Task data:
[START]
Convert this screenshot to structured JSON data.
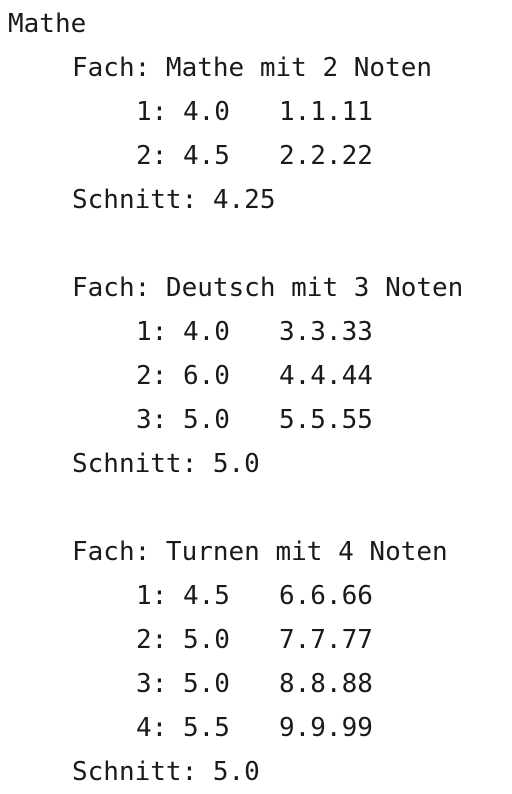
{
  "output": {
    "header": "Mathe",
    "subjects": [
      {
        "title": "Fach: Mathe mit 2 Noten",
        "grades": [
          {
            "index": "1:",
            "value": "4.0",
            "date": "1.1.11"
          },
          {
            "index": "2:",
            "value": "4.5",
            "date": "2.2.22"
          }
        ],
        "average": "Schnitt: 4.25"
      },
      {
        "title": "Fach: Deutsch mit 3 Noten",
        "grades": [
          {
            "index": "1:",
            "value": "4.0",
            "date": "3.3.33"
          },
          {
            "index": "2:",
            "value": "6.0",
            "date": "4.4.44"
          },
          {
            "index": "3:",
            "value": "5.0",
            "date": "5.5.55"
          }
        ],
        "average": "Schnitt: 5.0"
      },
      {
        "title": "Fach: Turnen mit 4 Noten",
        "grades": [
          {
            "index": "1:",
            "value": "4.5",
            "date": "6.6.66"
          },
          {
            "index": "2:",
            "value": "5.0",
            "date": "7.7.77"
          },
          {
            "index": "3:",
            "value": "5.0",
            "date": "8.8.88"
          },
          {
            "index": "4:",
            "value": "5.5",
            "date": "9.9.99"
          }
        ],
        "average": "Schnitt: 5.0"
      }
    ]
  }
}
[END]
Except for the pictures, copy every line of the records above exactly.

Response to this task:
Convert this screenshot to structured JSON data.
{
  "output": {
    "header": "Mathe",
    "subjects": [
      {
        "title": "Fach: Mathe mit 2 Noten",
        "grades": [
          {
            "index": "1:",
            "value": "4.0",
            "date": "1.1.11"
          },
          {
            "index": "2:",
            "value": "4.5",
            "date": "2.2.22"
          }
        ],
        "average": "Schnitt: 4.25"
      },
      {
        "title": "Fach: Deutsch mit 3 Noten",
        "grades": [
          {
            "index": "1:",
            "value": "4.0",
            "date": "3.3.33"
          },
          {
            "index": "2:",
            "value": "6.0",
            "date": "4.4.44"
          },
          {
            "index": "3:",
            "value": "5.0",
            "date": "5.5.55"
          }
        ],
        "average": "Schnitt: 5.0"
      },
      {
        "title": "Fach: Turnen mit 4 Noten",
        "grades": [
          {
            "index": "1:",
            "value": "4.5",
            "date": "6.6.66"
          },
          {
            "index": "2:",
            "value": "5.0",
            "date": "7.7.77"
          },
          {
            "index": "3:",
            "value": "5.0",
            "date": "8.8.88"
          },
          {
            "index": "4:",
            "value": "5.5",
            "date": "9.9.99"
          }
        ],
        "average": "Schnitt: 5.0"
      }
    ]
  }
}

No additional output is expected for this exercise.